## [TASK BRIEF]
Copy the lines holding the word "title", all of them.

(Records from a data collection)
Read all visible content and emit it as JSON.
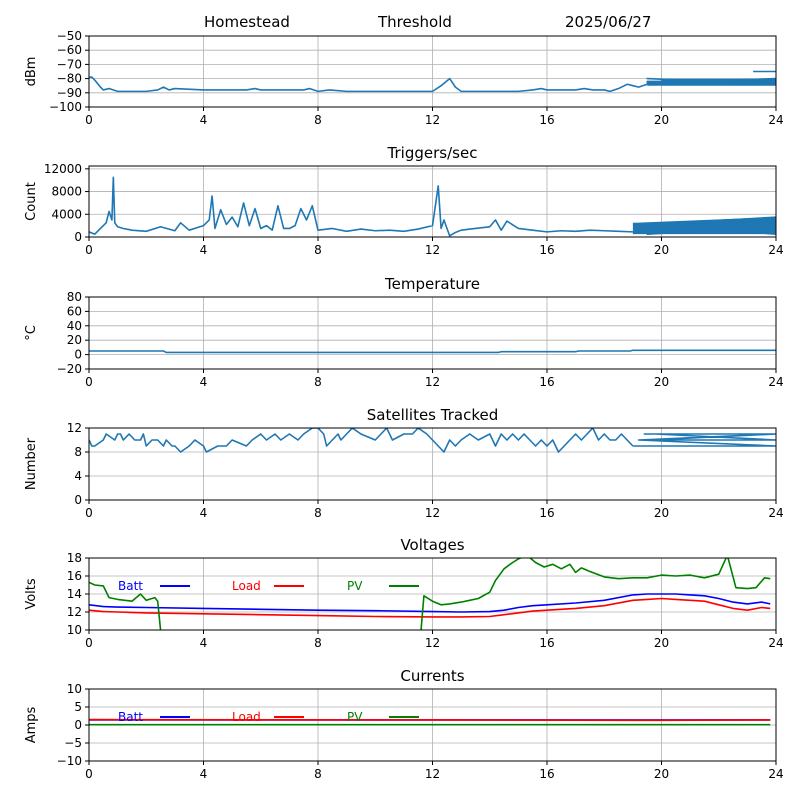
{
  "header": {
    "station": "Homestead",
    "mode": "Threshold",
    "date": "2025/06/27"
  },
  "colors": {
    "series_default": "#1f77b4",
    "batt": "#0000ff",
    "load": "#ff0000",
    "pv": "#008000",
    "grid": "#b0b0b0",
    "axis": "#000000"
  },
  "chart_data": [
    {
      "id": "signal",
      "type": "line",
      "title": "",
      "ylabel": "dBm",
      "xlim": [
        0,
        24
      ],
      "ylim": [
        -100,
        -50
      ],
      "xticks": [
        0,
        4,
        8,
        12,
        16,
        20,
        24
      ],
      "yticks": [
        -100,
        -90,
        -80,
        -70,
        -60,
        -50
      ],
      "grid": true,
      "series": [
        {
          "color": "#1f77b4",
          "x": [
            0,
            0.1,
            0.2,
            0.4,
            0.5,
            0.7,
            1,
            2,
            2.4,
            2.6,
            2.8,
            3,
            4,
            5,
            5.5,
            5.8,
            6,
            7,
            7.5,
            7.7,
            8,
            8.4,
            9,
            10,
            11,
            12,
            12.3,
            12.6,
            12.8,
            13,
            14,
            15,
            15.5,
            15.8,
            16,
            17,
            17.3,
            17.6,
            18,
            18.2,
            18.5,
            18.8,
            19,
            19.2,
            19.5
          ],
          "y": [
            -79,
            -79,
            -81,
            -86,
            -88,
            -87,
            -89,
            -89,
            -88,
            -86,
            -88,
            -87,
            -88,
            -88,
            -88,
            -87,
            -88,
            -88,
            -88,
            -87,
            -89,
            -88,
            -89,
            -89,
            -89,
            -89,
            -85,
            -80,
            -86,
            -89,
            -89,
            -89,
            -88,
            -87,
            -88,
            -88,
            -87,
            -88,
            -88,
            -89,
            -87,
            -84,
            -85,
            -86,
            -84
          ]
        },
        {
          "color": "#1f77b4",
          "x": [
            19.5,
            24,
            19.5,
            24,
            19.5,
            24,
            19.5,
            24
          ],
          "y": [
            -84,
            -82,
            -82,
            -84,
            -80,
            -84,
            -83,
            -80
          ],
          "fill": [
            [
              19.5,
              -84
            ],
            [
              20.2,
              -80
            ],
            [
              24,
              -80
            ],
            [
              24,
              -85
            ],
            [
              19.5,
              -85
            ]
          ]
        },
        {
          "color": "#1f77b4",
          "x": [
            23.2,
            24
          ],
          "y": [
            -75,
            -75
          ]
        }
      ]
    },
    {
      "id": "triggers",
      "type": "line",
      "title": "Triggers/sec",
      "ylabel": "Count",
      "xlim": [
        0,
        24
      ],
      "ylim": [
        0,
        12500
      ],
      "xticks": [
        0,
        4,
        8,
        12,
        16,
        20,
        24
      ],
      "yticks": [
        0,
        4000,
        8000,
        12000
      ],
      "grid": true,
      "series": [
        {
          "color": "#1f77b4",
          "x": [
            0,
            0.2,
            0.4,
            0.6,
            0.7,
            0.8,
            0.85,
            0.9,
            1,
            1.2,
            1.5,
            2,
            2.5,
            3,
            3.2,
            3.5,
            4,
            4.2,
            4.3,
            4.4,
            4.6,
            4.8,
            5,
            5.2,
            5.4,
            5.6,
            5.8,
            6,
            6.2,
            6.4,
            6.6,
            6.8,
            7,
            7.2,
            7.4,
            7.6,
            7.8,
            8,
            8.5,
            9,
            9.5,
            10,
            10.5,
            11,
            11.5,
            12,
            12.2,
            12.3,
            12.4,
            12.6,
            12.8,
            13,
            13.5,
            14,
            14.2,
            14.4,
            14.6,
            15,
            15.5,
            16,
            16.5,
            17,
            17.5,
            18,
            18.5,
            19
          ],
          "y": [
            900,
            500,
            1500,
            2500,
            4500,
            3000,
            10500,
            2500,
            1800,
            1500,
            1200,
            1000,
            1800,
            1100,
            2500,
            1200,
            2000,
            3000,
            7200,
            1500,
            4800,
            2200,
            3500,
            1800,
            6000,
            2000,
            5000,
            1500,
            2000,
            1200,
            5500,
            1500,
            1500,
            2000,
            5000,
            3000,
            5500,
            1200,
            1500,
            1000,
            1400,
            1100,
            1200,
            1000,
            1400,
            2000,
            9000,
            1500,
            3000,
            200,
            800,
            1200,
            1500,
            1800,
            3000,
            1200,
            2800,
            1500,
            1200,
            900,
            1100,
            1000,
            1200,
            1100,
            1000,
            900
          ]
        },
        {
          "color": "#1f77b4",
          "x": [
            19,
            24,
            19.5,
            24,
            19.5,
            24,
            19.5,
            24
          ],
          "y": [
            700,
            3500,
            2200,
            500,
            2400,
            2800,
            500,
            1800
          ],
          "fill": [
            [
              19,
              500
            ],
            [
              19,
              2500
            ],
            [
              24,
              3500
            ],
            [
              24,
              500
            ]
          ]
        }
      ]
    },
    {
      "id": "temperature",
      "type": "line",
      "title": "Temperature",
      "ylabel": "°C",
      "xlim": [
        0,
        24
      ],
      "ylim": [
        -20,
        80
      ],
      "xticks": [
        0,
        4,
        8,
        12,
        16,
        20,
        24
      ],
      "yticks": [
        -20,
        0,
        20,
        40,
        60,
        80
      ],
      "grid": true,
      "series": [
        {
          "color": "#1f77b4",
          "x": [
            0,
            2.6,
            2.7,
            14.3,
            14.4,
            17,
            17.1,
            18.9,
            19,
            24
          ],
          "y": [
            5,
            5,
            3,
            3,
            4,
            4,
            5,
            5,
            6,
            6
          ]
        }
      ]
    },
    {
      "id": "satellites",
      "type": "line",
      "title": "Satellites Tracked",
      "ylabel": "Number",
      "xlim": [
        0,
        24
      ],
      "ylim": [
        0,
        12
      ],
      "xticks": [
        0,
        4,
        8,
        12,
        16,
        20,
        24
      ],
      "yticks": [
        0,
        4,
        8,
        12
      ],
      "grid": true,
      "series": [
        {
          "color": "#1f77b4",
          "x": [
            0,
            0.1,
            0.2,
            0.5,
            0.6,
            0.9,
            1,
            1.1,
            1.2,
            1.4,
            1.6,
            1.8,
            1.9,
            2.0,
            2.2,
            2.4,
            2.6,
            2.7,
            2.9,
            3,
            3.2,
            3.5,
            3.7,
            4,
            4.1,
            4.5,
            4.8,
            5,
            5.5,
            5.7,
            6,
            6.2,
            6.5,
            6.7,
            7,
            7.3,
            7.5,
            7.8,
            8,
            8.2,
            8.3,
            8.5,
            8.7,
            8.8,
            9,
            9.2,
            9.5,
            10,
            10.2,
            10.4,
            10.6,
            11,
            11.3,
            11.5,
            11.8,
            12,
            12.2,
            12.4,
            12.6,
            12.8,
            13,
            13.3,
            13.6,
            14,
            14.2,
            14.4,
            14.6,
            14.8,
            15,
            15.2,
            15.4,
            15.6,
            15.8,
            16,
            16.2,
            16.4,
            16.6,
            16.8,
            17,
            17.2,
            17.4,
            17.6,
            17.8,
            18,
            18.2,
            18.4,
            18.6,
            18.8,
            19
          ],
          "y": [
            10,
            9,
            9,
            10,
            11,
            10,
            11,
            11,
            10,
            11,
            10,
            10,
            11,
            9,
            10,
            10,
            9,
            10,
            9,
            9,
            8,
            9,
            10,
            9,
            8,
            9,
            9,
            10,
            9,
            10,
            11,
            10,
            11,
            10,
            11,
            10,
            11,
            12,
            12,
            11,
            9,
            10,
            11,
            10,
            11,
            12,
            11,
            10,
            11,
            12,
            10,
            11,
            11,
            12,
            11,
            10,
            9,
            8,
            10,
            9,
            10,
            11,
            10,
            11,
            9,
            11,
            10,
            11,
            10,
            11,
            10,
            9,
            10,
            9,
            10,
            8,
            9,
            10,
            11,
            10,
            11,
            12,
            10,
            11,
            10,
            10,
            11,
            10,
            9
          ]
        },
        {
          "color": "#1f77b4",
          "x": [
            19,
            24,
            19.2,
            24,
            19.4,
            24,
            19.6,
            24,
            19.8,
            24
          ],
          "y": [
            9,
            9,
            10,
            11,
            11,
            11,
            10,
            10,
            11,
            11
          ]
        }
      ]
    },
    {
      "id": "voltages",
      "type": "line",
      "title": "Voltages",
      "ylabel": "Volts",
      "xlim": [
        0,
        24
      ],
      "ylim": [
        10,
        18
      ],
      "xticks": [
        0,
        4,
        8,
        12,
        16,
        20,
        24
      ],
      "yticks": [
        10,
        12,
        14,
        16,
        18
      ],
      "grid": true,
      "legend": "inline-top-left",
      "series": [
        {
          "name": "Batt",
          "color": "#0000ff",
          "x": [
            0,
            0.5,
            1,
            2,
            4,
            6,
            8,
            10,
            12,
            13,
            14,
            14.5,
            15,
            15.5,
            16,
            17,
            18,
            19,
            19.5,
            20,
            20.5,
            21,
            21.5,
            22,
            22.5,
            23,
            23.5,
            23.8
          ],
          "y": [
            12.8,
            12.6,
            12.55,
            12.5,
            12.4,
            12.3,
            12.2,
            12.15,
            12.05,
            12.0,
            12.05,
            12.2,
            12.5,
            12.7,
            12.8,
            13.0,
            13.3,
            13.9,
            14.0,
            14.0,
            14.0,
            13.9,
            13.8,
            13.5,
            13.1,
            12.9,
            13.1,
            12.9
          ]
        },
        {
          "name": "Load",
          "color": "#ff0000",
          "x": [
            0,
            0.5,
            1,
            2,
            4,
            6,
            8,
            10,
            12,
            13,
            14,
            14.5,
            15,
            15.5,
            16,
            17,
            18,
            19,
            19.5,
            20,
            20.5,
            21,
            21.5,
            22,
            22.5,
            23,
            23.5,
            23.8
          ],
          "y": [
            12.2,
            12.05,
            12.0,
            11.9,
            11.8,
            11.7,
            11.6,
            11.5,
            11.45,
            11.45,
            11.5,
            11.7,
            11.9,
            12.1,
            12.2,
            12.4,
            12.7,
            13.3,
            13.4,
            13.5,
            13.4,
            13.3,
            13.2,
            12.8,
            12.4,
            12.2,
            12.5,
            12.4
          ]
        },
        {
          "name": "PV",
          "color": "#008000",
          "x": [
            0,
            0.2,
            0.5,
            0.7,
            1,
            1.5,
            1.8,
            2,
            2.1,
            2.2,
            2.3,
            2.4,
            2.5
          ],
          "y": [
            15.3,
            15.0,
            14.9,
            13.6,
            13.4,
            13.2,
            14.0,
            13.3,
            13.4,
            13.5,
            13.6,
            13.2,
            10.0
          ]
        },
        {
          "name": "",
          "color": "#008000",
          "x": [
            11.6,
            11.7,
            12.0,
            12.3,
            12.6,
            13,
            13.3,
            13.6,
            14,
            14.2,
            14.5,
            14.8,
            15,
            15.3,
            15.6,
            15.9,
            16.2,
            16.5,
            16.8,
            17,
            17.2,
            17.5,
            18,
            18.5,
            19,
            19.5,
            20,
            20.5,
            21,
            21.5,
            22,
            22.3,
            22.6,
            23,
            23.3,
            23.6,
            23.8
          ],
          "y": [
            10.0,
            13.8,
            13.2,
            12.8,
            12.9,
            13.1,
            13.3,
            13.5,
            14.2,
            15.5,
            16.8,
            17.5,
            17.9,
            18.3,
            17.5,
            17.0,
            17.3,
            16.8,
            17.3,
            16.4,
            16.9,
            16.5,
            15.9,
            15.7,
            15.8,
            15.8,
            16.1,
            16.0,
            16.1,
            15.8,
            16.2,
            18.3,
            14.7,
            14.6,
            14.7,
            15.8,
            15.7
          ]
        }
      ]
    },
    {
      "id": "currents",
      "type": "line",
      "title": "Currents",
      "ylabel": "Amps",
      "xlim": [
        0,
        24
      ],
      "ylim": [
        -10,
        10
      ],
      "xticks": [
        0,
        4,
        8,
        12,
        16,
        20,
        24
      ],
      "yticks": [
        -10,
        -5,
        0,
        5,
        10
      ],
      "grid": true,
      "legend": "inline-top-left",
      "series": [
        {
          "name": "Batt",
          "color": "#0000ff",
          "x": [
            0,
            23.8
          ],
          "y": [
            1.4,
            1.4
          ]
        },
        {
          "name": "Load",
          "color": "#ff0000",
          "x": [
            0,
            12,
            20,
            23.8
          ],
          "y": [
            1.5,
            1.4,
            1.3,
            1.4
          ]
        },
        {
          "name": "PV",
          "color": "#008000",
          "x": [
            0,
            23.8
          ],
          "y": [
            0.1,
            0.1
          ]
        }
      ]
    }
  ]
}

## [FINAL ANSWER]
      "title": "",
      "title": "Triggers/sec",
      "title": "Temperature",
      "title": "Satellites Tracked",
      "title": "Voltages",
      "title": "Currents",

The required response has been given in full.